* Start Input data *

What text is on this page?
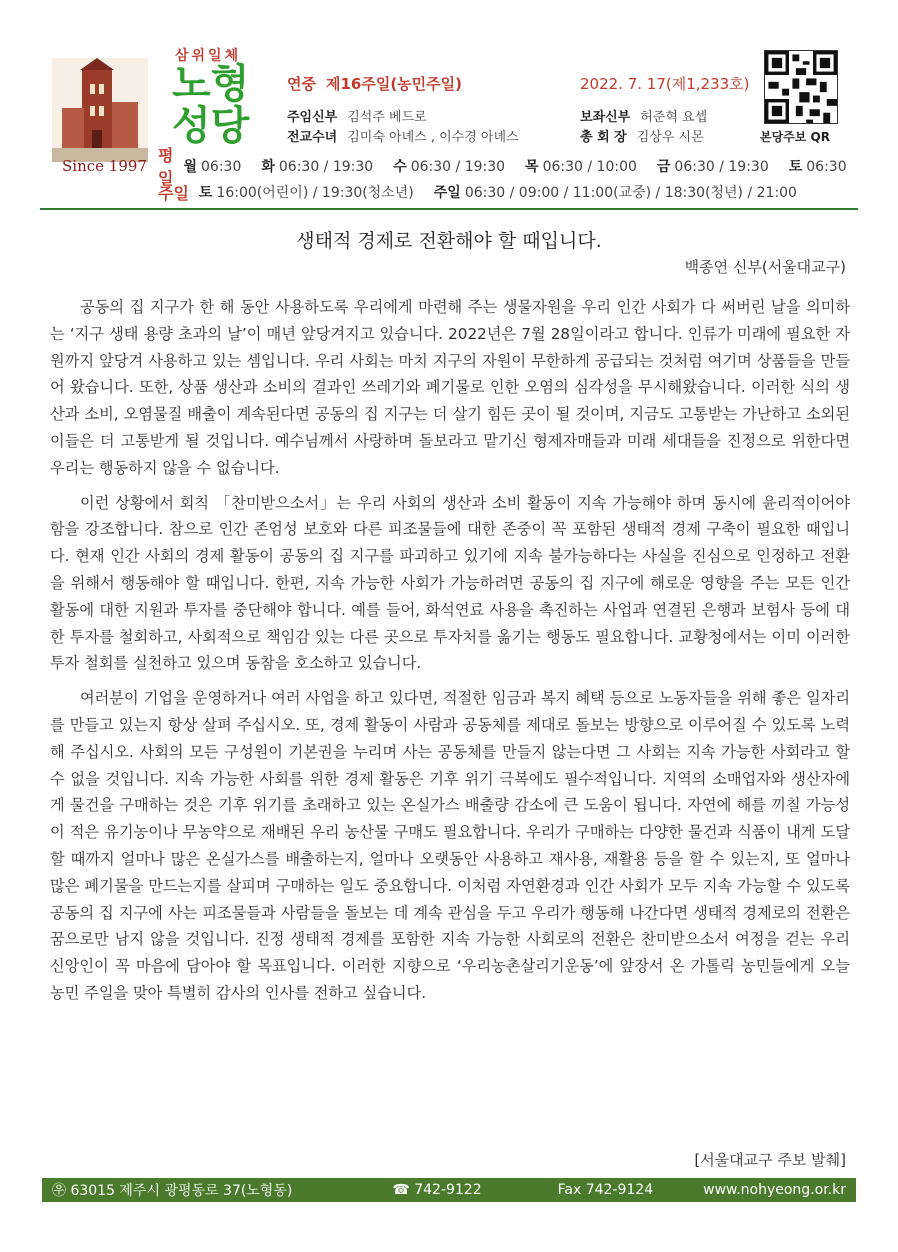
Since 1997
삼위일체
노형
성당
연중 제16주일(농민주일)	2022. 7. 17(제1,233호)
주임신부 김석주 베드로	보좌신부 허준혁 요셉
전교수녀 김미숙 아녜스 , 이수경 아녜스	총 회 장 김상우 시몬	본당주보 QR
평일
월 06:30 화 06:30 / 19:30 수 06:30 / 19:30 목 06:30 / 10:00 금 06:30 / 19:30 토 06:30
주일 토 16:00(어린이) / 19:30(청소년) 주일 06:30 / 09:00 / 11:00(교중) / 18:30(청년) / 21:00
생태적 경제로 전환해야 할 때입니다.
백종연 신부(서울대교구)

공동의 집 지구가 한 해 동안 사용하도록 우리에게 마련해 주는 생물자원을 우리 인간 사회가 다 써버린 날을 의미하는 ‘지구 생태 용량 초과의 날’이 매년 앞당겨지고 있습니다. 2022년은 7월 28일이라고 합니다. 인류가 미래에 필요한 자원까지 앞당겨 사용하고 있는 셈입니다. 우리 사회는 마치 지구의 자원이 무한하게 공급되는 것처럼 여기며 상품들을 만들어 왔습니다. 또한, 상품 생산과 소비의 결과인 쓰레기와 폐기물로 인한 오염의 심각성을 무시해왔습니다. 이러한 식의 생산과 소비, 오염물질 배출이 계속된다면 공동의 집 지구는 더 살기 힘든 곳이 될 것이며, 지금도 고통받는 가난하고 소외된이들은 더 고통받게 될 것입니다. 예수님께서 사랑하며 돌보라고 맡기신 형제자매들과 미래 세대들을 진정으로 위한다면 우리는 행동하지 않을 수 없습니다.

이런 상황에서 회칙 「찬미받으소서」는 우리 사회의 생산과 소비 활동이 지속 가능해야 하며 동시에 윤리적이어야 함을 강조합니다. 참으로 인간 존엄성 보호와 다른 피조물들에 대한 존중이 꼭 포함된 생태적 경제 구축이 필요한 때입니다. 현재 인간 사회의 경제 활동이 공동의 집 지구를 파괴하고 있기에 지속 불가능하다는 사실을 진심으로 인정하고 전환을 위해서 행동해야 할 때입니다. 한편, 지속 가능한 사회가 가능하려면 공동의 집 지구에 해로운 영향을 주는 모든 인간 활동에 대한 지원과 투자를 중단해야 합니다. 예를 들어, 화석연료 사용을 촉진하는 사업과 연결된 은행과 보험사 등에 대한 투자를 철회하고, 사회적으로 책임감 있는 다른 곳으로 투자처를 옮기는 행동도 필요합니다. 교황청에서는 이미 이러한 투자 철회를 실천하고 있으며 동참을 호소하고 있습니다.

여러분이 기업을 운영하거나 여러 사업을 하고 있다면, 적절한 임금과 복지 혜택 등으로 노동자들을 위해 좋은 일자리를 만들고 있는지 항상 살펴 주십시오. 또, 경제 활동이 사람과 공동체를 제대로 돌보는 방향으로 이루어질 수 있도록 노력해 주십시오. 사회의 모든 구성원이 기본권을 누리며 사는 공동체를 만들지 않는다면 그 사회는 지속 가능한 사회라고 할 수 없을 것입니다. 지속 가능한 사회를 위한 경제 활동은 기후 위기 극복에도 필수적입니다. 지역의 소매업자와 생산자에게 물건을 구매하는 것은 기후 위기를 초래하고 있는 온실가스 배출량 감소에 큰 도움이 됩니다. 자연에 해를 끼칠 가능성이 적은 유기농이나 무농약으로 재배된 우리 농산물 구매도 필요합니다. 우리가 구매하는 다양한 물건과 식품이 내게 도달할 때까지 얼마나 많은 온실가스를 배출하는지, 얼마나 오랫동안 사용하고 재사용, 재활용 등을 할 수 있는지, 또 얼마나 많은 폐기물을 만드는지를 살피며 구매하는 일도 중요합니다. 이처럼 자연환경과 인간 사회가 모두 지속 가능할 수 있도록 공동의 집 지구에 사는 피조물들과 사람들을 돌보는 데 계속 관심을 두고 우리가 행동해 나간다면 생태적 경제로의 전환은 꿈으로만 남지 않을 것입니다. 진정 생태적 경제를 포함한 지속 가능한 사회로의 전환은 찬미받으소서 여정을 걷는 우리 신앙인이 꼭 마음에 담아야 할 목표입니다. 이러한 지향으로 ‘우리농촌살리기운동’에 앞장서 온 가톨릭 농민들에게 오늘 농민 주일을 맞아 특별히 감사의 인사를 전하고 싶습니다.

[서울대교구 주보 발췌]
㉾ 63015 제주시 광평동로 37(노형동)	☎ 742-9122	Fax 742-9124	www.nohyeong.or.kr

* End Input data *
* Start Input data *

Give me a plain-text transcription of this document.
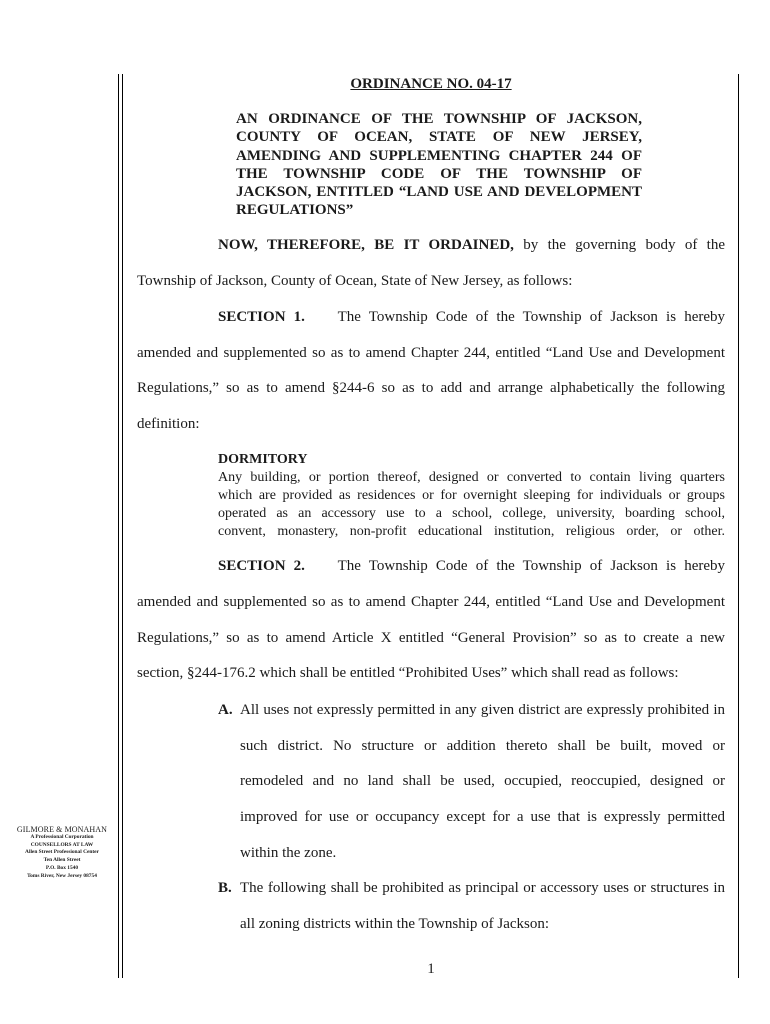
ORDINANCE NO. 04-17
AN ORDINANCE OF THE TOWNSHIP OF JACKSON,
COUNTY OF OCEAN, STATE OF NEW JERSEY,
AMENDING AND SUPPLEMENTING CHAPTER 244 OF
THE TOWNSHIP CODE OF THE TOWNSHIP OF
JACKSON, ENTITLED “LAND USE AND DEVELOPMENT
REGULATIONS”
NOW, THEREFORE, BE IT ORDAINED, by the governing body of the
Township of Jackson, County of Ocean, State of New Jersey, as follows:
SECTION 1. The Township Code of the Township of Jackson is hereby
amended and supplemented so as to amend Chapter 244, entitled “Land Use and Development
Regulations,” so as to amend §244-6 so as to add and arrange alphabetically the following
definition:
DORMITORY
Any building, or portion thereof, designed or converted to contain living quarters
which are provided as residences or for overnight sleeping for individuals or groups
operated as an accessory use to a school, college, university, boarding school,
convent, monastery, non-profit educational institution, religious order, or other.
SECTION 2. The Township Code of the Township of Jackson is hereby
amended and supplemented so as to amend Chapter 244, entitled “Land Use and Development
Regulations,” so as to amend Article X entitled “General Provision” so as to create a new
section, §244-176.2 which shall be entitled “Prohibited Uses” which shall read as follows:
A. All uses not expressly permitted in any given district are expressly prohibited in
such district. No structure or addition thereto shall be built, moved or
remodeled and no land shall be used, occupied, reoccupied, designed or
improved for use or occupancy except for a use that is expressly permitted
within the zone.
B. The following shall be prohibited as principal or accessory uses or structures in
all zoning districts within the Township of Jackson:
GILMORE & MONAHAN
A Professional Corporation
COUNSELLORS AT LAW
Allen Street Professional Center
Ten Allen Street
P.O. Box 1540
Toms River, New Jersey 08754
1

* End Input data *
* Start Input data *

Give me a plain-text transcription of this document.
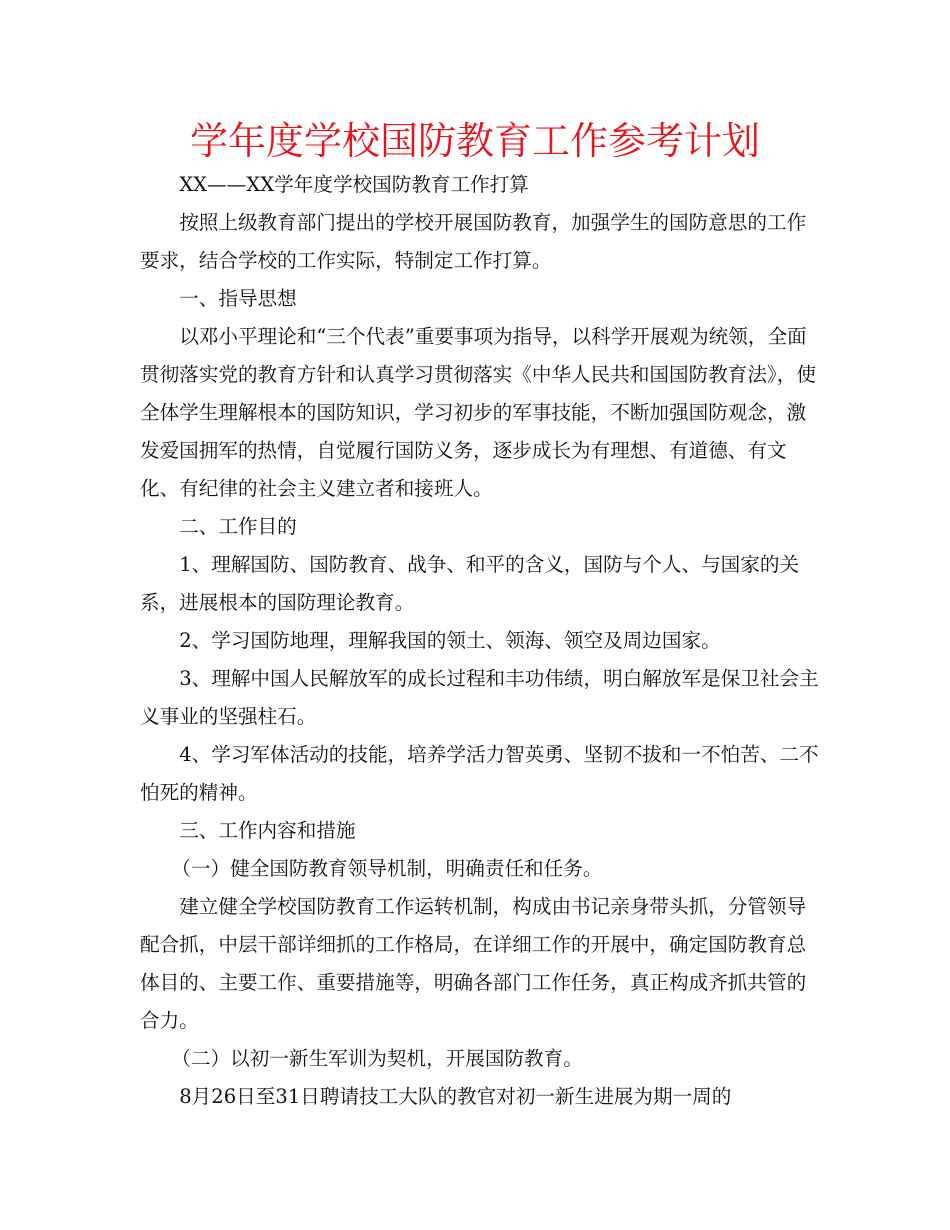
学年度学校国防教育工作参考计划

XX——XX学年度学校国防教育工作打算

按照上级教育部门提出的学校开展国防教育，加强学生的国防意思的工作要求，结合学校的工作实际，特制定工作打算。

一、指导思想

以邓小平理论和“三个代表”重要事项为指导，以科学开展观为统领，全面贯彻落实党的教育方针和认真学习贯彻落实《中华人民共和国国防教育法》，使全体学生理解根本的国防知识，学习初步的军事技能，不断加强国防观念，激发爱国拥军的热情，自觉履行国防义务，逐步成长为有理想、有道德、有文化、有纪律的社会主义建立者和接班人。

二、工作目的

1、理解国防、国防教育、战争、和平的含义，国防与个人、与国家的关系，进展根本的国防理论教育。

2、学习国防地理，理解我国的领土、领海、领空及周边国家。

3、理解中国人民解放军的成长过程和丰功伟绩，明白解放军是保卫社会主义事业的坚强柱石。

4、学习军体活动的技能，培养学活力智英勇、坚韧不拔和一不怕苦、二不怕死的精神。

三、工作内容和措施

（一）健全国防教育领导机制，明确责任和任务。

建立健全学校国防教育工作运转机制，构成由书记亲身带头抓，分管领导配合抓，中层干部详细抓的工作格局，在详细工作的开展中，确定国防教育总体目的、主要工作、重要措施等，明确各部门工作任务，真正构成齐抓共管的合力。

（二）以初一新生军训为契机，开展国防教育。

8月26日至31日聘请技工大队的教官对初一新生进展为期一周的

* End Input data *

◆ Short problem:
Pick out every line of the listing containing the word "expressly", and show those lines.

◆ Solved exercise:
A. All uses not expressly permitted in any given district are expressly prohibited in
improved for use or occupancy except for a use that is expressly permitted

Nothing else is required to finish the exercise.